(Source records)
● ● ● ● ●

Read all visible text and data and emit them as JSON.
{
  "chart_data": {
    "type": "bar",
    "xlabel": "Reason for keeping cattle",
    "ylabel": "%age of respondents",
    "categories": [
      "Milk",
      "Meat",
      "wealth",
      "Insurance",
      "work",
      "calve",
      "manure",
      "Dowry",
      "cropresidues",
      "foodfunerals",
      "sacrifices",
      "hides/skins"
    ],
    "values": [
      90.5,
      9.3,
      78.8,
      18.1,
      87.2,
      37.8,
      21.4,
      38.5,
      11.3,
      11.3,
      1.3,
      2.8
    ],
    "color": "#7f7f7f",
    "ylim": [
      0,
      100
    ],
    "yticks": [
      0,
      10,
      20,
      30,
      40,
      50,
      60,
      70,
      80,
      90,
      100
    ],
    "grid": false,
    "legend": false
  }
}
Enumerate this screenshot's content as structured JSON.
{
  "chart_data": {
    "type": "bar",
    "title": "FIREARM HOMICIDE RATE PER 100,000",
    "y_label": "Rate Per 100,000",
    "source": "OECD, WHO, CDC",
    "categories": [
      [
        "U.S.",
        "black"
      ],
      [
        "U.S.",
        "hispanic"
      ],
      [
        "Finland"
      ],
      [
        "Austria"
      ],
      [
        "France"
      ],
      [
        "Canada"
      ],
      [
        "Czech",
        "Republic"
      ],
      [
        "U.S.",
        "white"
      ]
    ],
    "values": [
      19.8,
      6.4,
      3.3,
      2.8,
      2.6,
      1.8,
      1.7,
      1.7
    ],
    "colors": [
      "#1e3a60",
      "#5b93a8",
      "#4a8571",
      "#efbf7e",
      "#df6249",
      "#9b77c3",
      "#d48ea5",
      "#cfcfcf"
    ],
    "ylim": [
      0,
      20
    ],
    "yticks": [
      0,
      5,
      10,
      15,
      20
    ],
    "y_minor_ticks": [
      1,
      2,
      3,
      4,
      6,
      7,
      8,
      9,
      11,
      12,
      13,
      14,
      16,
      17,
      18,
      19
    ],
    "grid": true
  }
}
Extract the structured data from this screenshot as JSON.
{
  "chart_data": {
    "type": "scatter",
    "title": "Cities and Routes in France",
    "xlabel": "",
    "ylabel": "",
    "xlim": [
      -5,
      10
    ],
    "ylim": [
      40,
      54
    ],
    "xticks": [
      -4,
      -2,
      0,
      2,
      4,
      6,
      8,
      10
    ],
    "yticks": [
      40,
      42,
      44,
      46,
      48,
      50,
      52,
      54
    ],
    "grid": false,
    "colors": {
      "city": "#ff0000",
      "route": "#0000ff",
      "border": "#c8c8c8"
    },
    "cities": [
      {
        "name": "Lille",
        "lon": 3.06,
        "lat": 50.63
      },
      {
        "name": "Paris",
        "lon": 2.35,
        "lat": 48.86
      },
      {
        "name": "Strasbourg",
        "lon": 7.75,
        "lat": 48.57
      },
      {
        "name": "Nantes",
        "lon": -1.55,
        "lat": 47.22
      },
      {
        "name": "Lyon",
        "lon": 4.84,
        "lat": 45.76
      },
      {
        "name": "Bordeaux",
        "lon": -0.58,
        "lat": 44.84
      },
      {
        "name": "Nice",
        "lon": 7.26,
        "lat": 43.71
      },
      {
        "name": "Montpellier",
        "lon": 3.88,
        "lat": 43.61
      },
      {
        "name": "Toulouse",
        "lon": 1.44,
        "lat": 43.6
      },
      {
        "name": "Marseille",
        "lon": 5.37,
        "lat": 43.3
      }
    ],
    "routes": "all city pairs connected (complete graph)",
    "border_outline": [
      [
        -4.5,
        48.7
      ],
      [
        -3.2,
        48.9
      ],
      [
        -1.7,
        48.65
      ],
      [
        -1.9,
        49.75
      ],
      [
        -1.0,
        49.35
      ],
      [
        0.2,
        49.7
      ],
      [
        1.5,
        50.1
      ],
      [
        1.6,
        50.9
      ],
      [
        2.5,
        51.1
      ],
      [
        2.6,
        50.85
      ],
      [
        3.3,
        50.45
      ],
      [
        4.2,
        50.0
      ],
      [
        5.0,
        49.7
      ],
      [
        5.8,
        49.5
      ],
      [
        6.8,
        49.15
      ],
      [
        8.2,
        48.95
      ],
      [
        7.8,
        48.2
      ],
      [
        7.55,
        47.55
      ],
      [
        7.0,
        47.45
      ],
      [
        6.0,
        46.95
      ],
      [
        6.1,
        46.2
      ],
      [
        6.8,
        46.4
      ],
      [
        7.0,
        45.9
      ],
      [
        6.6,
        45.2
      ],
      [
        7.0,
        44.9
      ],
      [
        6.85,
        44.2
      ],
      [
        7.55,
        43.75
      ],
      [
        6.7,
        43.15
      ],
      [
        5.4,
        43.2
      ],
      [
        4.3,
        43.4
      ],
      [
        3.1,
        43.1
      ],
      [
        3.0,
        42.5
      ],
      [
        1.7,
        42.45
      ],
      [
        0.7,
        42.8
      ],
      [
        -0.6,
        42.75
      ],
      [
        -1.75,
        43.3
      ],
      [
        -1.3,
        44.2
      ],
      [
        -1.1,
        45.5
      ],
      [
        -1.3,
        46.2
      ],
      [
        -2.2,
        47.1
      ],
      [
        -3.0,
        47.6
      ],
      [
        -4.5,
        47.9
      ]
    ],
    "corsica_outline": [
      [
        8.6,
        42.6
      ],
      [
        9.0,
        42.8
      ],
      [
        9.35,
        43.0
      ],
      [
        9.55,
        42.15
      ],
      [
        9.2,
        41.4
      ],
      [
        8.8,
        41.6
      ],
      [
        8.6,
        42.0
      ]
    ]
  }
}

● ● ● ● ●

Which lines include the word "title"? List them all.

    "title": "FIREARM HOMICIDE RATE PER 100,000",
    "title": "Cities and Routes in France",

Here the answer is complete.